§ **WRITTEN PROBLEM**: Wherever a line in the data below holds "customer", copy that line.

[Extracted data entries]
====================

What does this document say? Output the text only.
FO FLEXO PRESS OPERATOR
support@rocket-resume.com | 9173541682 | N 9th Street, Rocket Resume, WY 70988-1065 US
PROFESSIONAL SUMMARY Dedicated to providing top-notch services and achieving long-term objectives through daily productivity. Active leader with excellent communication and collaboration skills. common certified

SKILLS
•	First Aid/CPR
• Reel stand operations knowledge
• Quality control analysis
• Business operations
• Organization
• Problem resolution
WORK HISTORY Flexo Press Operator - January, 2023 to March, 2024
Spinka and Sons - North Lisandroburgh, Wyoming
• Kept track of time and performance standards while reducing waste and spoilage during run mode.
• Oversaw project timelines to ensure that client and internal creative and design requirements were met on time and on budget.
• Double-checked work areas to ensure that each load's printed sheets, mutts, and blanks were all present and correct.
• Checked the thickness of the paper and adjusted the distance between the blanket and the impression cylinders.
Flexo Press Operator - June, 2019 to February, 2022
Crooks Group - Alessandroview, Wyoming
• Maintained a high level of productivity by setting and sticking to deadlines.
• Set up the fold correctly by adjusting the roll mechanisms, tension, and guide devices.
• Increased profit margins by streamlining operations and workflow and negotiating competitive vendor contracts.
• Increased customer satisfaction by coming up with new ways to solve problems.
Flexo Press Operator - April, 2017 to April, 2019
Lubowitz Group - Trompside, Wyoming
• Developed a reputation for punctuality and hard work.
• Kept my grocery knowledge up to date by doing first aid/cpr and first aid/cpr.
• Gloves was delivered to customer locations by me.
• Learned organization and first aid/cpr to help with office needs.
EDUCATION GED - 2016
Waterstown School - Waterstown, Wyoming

====================

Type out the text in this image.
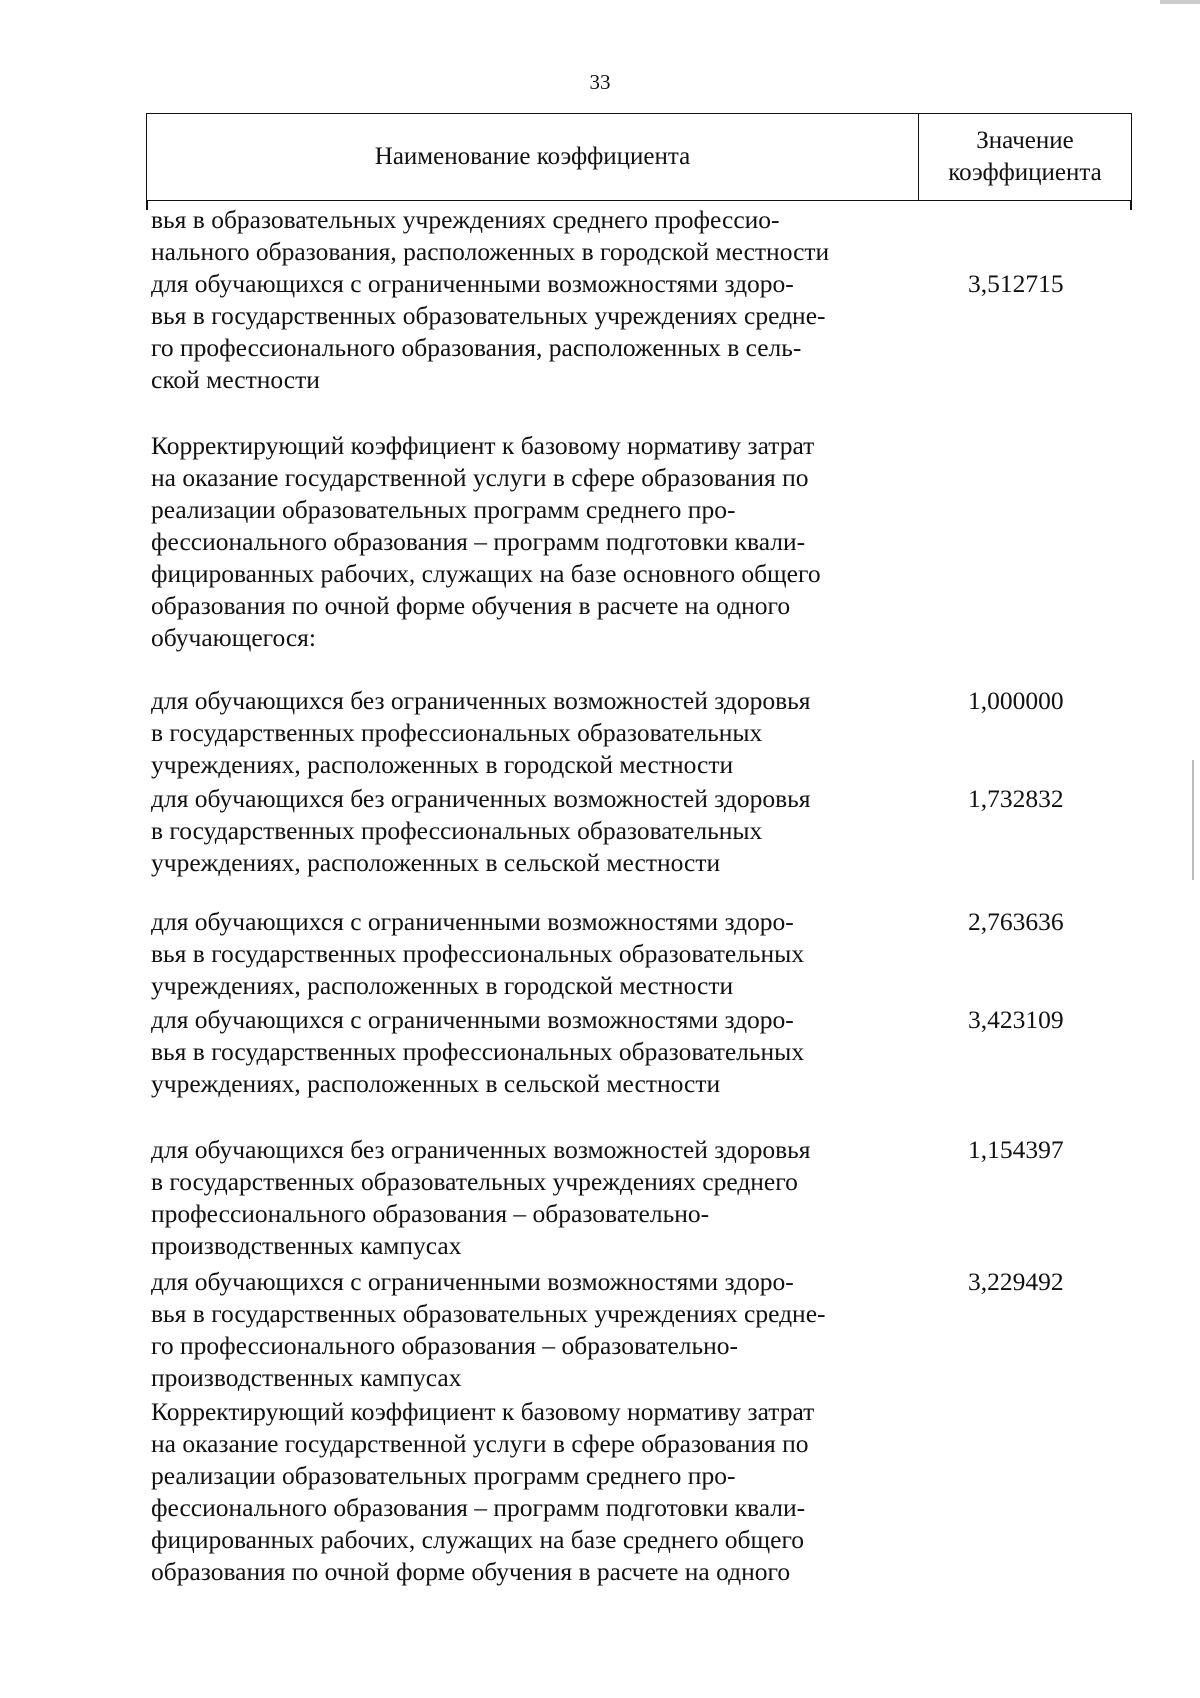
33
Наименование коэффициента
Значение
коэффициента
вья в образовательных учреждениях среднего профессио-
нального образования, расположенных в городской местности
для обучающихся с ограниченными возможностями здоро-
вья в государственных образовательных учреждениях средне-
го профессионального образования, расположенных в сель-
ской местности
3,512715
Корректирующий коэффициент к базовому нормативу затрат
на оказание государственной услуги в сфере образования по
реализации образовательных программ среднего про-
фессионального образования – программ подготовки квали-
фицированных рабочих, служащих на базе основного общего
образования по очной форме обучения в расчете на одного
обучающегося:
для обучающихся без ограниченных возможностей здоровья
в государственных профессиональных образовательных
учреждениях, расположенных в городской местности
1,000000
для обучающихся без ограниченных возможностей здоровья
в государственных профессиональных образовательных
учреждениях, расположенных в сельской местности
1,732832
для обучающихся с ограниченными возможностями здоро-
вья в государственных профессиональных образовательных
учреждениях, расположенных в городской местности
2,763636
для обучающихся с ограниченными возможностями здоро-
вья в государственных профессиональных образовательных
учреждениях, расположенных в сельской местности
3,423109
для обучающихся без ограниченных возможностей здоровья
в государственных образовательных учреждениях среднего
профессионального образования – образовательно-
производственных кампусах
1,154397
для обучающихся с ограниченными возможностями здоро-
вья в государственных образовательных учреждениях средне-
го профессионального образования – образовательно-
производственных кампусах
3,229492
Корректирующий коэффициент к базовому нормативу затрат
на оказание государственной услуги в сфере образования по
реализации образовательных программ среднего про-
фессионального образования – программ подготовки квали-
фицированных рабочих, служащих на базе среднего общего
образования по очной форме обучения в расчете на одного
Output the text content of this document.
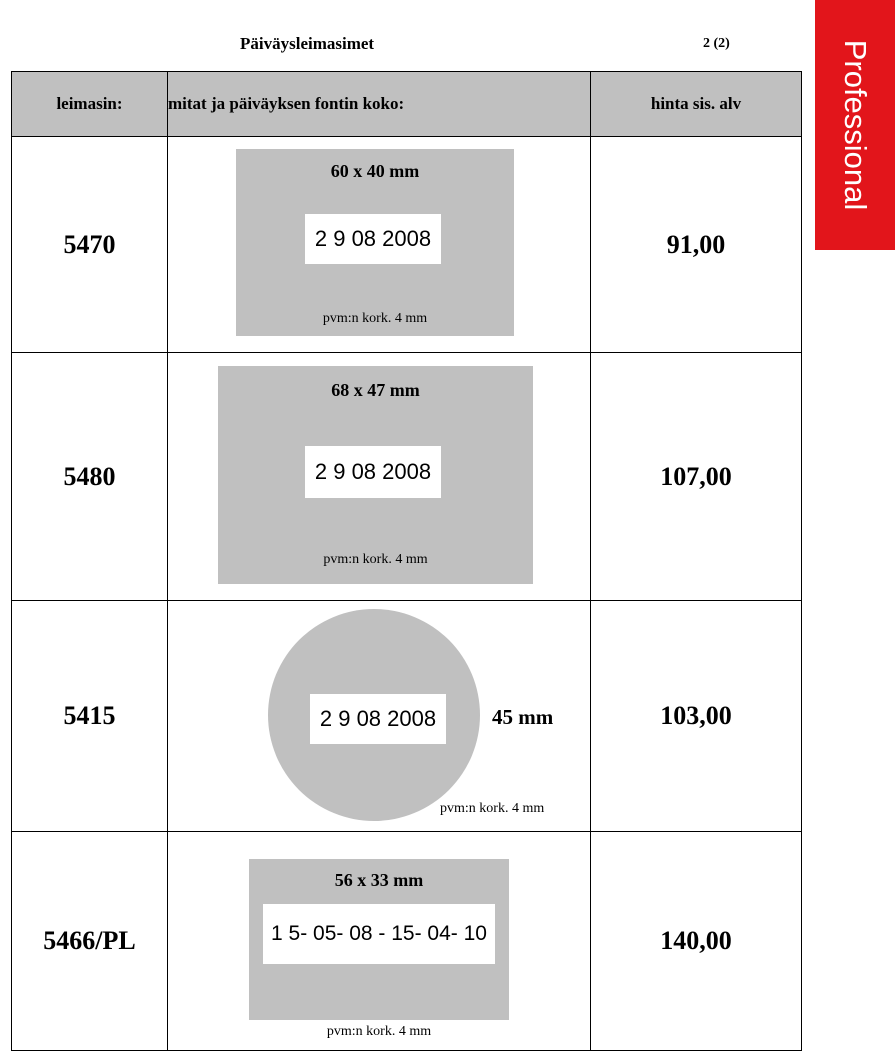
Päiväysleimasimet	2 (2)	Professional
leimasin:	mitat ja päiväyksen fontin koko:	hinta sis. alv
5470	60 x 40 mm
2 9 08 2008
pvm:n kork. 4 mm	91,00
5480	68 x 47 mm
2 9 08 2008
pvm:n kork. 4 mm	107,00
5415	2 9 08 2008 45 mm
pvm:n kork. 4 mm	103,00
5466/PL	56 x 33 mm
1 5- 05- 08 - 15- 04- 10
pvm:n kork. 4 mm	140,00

====================

§ **ANSWER FOR THE TASK**:
• Increased customer satisfaction by coming up with new ways to solve problems.
• Gloves was delivered to customer locations by me.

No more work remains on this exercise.